WRITTEN EXERCISE: Will you print the material below without altering a single character?

:::::

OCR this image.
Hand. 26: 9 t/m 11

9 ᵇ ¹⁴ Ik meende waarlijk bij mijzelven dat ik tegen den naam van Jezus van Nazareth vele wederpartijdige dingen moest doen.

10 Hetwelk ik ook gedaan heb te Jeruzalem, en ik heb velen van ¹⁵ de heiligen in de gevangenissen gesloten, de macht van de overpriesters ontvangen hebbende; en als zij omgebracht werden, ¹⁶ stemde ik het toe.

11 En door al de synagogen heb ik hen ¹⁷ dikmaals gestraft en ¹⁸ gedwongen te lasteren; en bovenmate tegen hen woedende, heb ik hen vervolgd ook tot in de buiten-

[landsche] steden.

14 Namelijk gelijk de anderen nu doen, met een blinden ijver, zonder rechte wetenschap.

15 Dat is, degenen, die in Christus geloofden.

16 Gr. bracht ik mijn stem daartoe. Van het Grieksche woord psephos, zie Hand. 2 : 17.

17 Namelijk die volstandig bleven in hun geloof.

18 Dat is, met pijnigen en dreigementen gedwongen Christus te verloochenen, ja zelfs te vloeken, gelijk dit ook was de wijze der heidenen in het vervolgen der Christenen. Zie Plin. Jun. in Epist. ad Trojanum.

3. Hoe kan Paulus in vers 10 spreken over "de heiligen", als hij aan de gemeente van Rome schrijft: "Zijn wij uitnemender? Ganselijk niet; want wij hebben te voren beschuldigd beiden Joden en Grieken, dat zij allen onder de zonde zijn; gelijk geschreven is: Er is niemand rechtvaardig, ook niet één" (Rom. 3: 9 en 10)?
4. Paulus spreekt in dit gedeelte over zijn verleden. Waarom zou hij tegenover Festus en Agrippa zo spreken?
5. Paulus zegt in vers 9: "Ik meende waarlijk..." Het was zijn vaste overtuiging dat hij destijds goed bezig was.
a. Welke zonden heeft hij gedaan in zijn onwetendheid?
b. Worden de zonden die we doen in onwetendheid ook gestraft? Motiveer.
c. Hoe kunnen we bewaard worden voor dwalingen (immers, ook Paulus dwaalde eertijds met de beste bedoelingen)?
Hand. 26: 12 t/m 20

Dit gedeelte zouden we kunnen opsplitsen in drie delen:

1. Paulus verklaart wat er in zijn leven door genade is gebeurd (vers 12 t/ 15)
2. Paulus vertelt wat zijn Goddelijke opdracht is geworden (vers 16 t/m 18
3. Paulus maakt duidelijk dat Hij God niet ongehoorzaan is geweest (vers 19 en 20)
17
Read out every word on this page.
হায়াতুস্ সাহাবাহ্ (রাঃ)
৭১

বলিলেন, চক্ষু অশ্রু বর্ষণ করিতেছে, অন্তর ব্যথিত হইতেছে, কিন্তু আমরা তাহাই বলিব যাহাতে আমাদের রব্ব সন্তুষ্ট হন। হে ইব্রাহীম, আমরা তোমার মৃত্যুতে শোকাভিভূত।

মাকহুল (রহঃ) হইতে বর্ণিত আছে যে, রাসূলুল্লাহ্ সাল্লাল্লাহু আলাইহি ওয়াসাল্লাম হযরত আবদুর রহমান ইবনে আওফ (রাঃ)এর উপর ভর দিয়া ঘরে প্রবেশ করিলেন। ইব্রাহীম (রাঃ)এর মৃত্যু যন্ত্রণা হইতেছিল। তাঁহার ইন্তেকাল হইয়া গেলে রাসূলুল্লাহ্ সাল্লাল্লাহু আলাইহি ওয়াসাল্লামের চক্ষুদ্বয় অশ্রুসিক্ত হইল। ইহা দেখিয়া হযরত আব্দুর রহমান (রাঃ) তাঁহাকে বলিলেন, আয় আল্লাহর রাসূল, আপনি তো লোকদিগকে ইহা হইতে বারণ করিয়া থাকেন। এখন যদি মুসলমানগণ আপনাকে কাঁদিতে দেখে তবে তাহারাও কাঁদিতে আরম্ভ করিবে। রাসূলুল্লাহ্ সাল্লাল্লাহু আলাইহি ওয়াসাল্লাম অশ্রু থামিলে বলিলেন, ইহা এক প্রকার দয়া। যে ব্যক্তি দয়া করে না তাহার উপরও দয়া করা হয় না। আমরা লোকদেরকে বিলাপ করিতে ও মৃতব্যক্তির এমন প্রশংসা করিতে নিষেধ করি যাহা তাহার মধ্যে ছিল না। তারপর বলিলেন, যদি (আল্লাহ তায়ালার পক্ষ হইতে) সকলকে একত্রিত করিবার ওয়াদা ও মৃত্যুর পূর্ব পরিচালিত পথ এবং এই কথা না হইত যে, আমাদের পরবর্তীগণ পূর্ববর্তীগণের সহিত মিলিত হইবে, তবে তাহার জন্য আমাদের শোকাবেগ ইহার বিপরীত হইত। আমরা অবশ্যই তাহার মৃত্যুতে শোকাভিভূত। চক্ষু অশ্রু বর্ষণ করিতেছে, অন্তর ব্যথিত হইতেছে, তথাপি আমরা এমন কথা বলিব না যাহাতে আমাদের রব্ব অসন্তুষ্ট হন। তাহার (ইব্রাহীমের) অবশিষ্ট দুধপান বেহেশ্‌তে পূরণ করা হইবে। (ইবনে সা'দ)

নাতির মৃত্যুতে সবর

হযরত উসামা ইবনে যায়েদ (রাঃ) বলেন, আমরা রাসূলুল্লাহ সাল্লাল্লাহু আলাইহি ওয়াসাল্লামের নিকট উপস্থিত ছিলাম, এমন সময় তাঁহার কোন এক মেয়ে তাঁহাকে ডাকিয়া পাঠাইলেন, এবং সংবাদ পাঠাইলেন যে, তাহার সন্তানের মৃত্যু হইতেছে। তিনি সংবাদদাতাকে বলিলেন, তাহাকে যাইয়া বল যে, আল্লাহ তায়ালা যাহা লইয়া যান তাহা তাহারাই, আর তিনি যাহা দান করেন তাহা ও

:::::

THE ANSWER:
OCR this image.
Hand. 26: 9 t/m 11

9 ᵇ ¹⁴ Ik meende waarlijk bij mijzelven dat ik tegen den naam van Jezus van Nazareth vele wederpartijdige dingen moest doen.

10 Hetwelk ik ook gedaan heb te Jeruzalem, en ik heb velen van ¹⁵ de heiligen in de gevangenissen gesloten, de macht van de overpriesters ontvangen hebbende; en als zij omgebracht werden, ¹⁶ stemde ik het toe.

11 En door al de synagogen heb ik hen ¹⁷ dikmaals gestraft en ¹⁸ gedwongen te lasteren; en bovenmate tegen hen woedende, heb ik hen vervolgd ook tot in de buiten-

[landsche] steden.

14 Namelijk gelijk de anderen nu doen, met een blinden ijver, zonder rechte wetenschap.

15 Dat is, degenen, die in Christus geloofden.

16 Gr. bracht ik mijn stem daartoe. Van het Grieksche woord psephos, zie Hand. 2 : 17.

17 Namelijk die volstandig bleven in hun geloof.

18 Dat is, met pijnigen en dreigementen gedwongen Christus te verloochenen, ja zelfs te vloeken, gelijk dit ook was de wijze der heidenen in het vervolgen der Christenen. Zie Plin. Jun. in Epist. ad Trojanum.

3. Hoe kan Paulus in vers 10 spreken over "de heiligen", als hij aan de gemeente van Rome schrijft: "Zijn wij uitnemender? Ganselijk niet; want wij hebben te voren beschuldigd beiden Joden en Grieken, dat zij allen onder de zonde zijn; gelijk geschreven is: Er is niemand rechtvaardig, ook niet één" (Rom. 3: 9 en 10)?
4. Paulus spreekt in dit gedeelte over zijn verleden. Waarom zou hij tegenover Festus en Agrippa zo spreken?
5. Paulus zegt in vers 9: "Ik meende waarlijk..." Het was zijn vaste overtuiging dat hij destijds goed bezig was.
a. Welke zonden heeft hij gedaan in zijn onwetendheid?
b. Worden de zonden die we doen in onwetendheid ook gestraft? Motiveer.
c. Hoe kunnen we bewaard worden voor dwalingen (immers, ook Paulus dwaalde eertijds met de beste bedoelingen)?
Hand. 26: 12 t/m 20

Dit gedeelte zouden we kunnen opsplitsen in drie delen:

1. Paulus verklaart wat er in zijn leven door genade is gebeurd (vers 12 t/ 15)
2. Paulus vertelt wat zijn Goddelijke opdracht is geworden (vers 16 t/m 18
3. Paulus maakt duidelijk dat Hij God niet ongehoorzaan is geweest (vers 19 en 20)
17
Read out every word on this page.
হায়াতুস্ সাহাবাহ্ (রাঃ)
৭১

বলিলেন, চক্ষু অশ্রু বর্ষণ করিতেছে, অন্তর ব্যথিত হইতেছে, কিন্তু আমরা তাহাই বলিব যাহাতে আমাদের রব্ব সন্তুষ্ট হন। হে ইব্রাহীম, আমরা তোমার মৃত্যুতে শোকাভিভূত।

মাকহুল (রহঃ) হইতে বর্ণিত আছে যে, রাসূলুল্লাহ্ সাল্লাল্লাহু আলাইহি ওয়াসাল্লাম হযরত আবদুর রহমান ইবনে আওফ (রাঃ)এর উপর ভর দিয়া ঘরে প্রবেশ করিলেন। ইব্রাহীম (রাঃ)এর মৃত্যু যন্ত্রণা হইতেছিল। তাঁহার ইন্তেকাল হইয়া গেলে রাসূলুল্লাহ্ সাল্লাল্লাহু আলাইহি ওয়াসাল্লামের চক্ষুদ্বয় অশ্রুসিক্ত হইল। ইহা দেখিয়া হযরত আব্দুর রহমান (রাঃ) তাঁহাকে বলিলেন, আয় আল্লাহর রাসূল, আপনি তো লোকদিগকে ইহা হইতে বারণ করিয়া থাকেন। এখন যদি মুসলমানগণ আপনাকে কাঁদিতে দেখে তবে তাহারাও কাঁদিতে আরম্ভ করিবে। রাসূলুল্লাহ্ সাল্লাল্লাহু আলাইহি ওয়াসাল্লাম অশ্রু থামিলে বলিলেন, ইহা এক প্রকার দয়া। যে ব্যক্তি দয়া করে না তাহার উপরও দয়া করা হয় না। আমরা লোকদেরকে বিলাপ করিতে ও মৃতব্যক্তির এমন প্রশংসা করিতে নিষেধ করি যাহা তাহার মধ্যে ছিল না। তারপর বলিলেন, যদি (আল্লাহ তায়ালার পক্ষ হইতে) সকলকে একত্রিত করিবার ওয়াদা ও মৃত্যুর পূর্ব পরিচালিত পথ এবং এই কথা না হইত যে, আমাদের পরবর্তীগণ পূর্ববর্তীগণের সহিত মিলিত হইবে, তবে তাহার জন্য আমাদের শোকাবেগ ইহার বিপরীত হইত। আমরা অবশ্যই তাহার মৃত্যুতে শোকাভিভূত। চক্ষু অশ্রু বর্ষণ করিতেছে, অন্তর ব্যথিত হইতেছে, তথাপি আমরা এমন কথা বলিব না যাহাতে আমাদের রব্ব অসন্তুষ্ট হন। তাহার (ইব্রাহীমের) অবশিষ্ট দুধপান বেহেশ্‌তে পূরণ করা হইবে। (ইবনে সা'দ)

নাতির মৃত্যুতে সবর

হযরত উসামা ইবনে যায়েদ (রাঃ) বলেন, আমরা রাসূলুল্লাহ সাল্লাল্লাহু আলাইহি ওয়াসাল্লামের নিকট উপস্থিত ছিলাম, এমন সময় তাঁহার কোন এক মেয়ে তাঁহাকে ডাকিয়া পাঠাইলেন, এবং সংবাদ পাঠাইলেন যে, তাহার সন্তানের মৃত্যু হইতেছে। তিনি সংবাদদাতাকে বলিলেন, তাহাকে যাইয়া বল যে, আল্লাহ তায়ালা যাহা লইয়া যান তাহা তাহারাই, আর তিনি যাহা দান করেন তাহা ও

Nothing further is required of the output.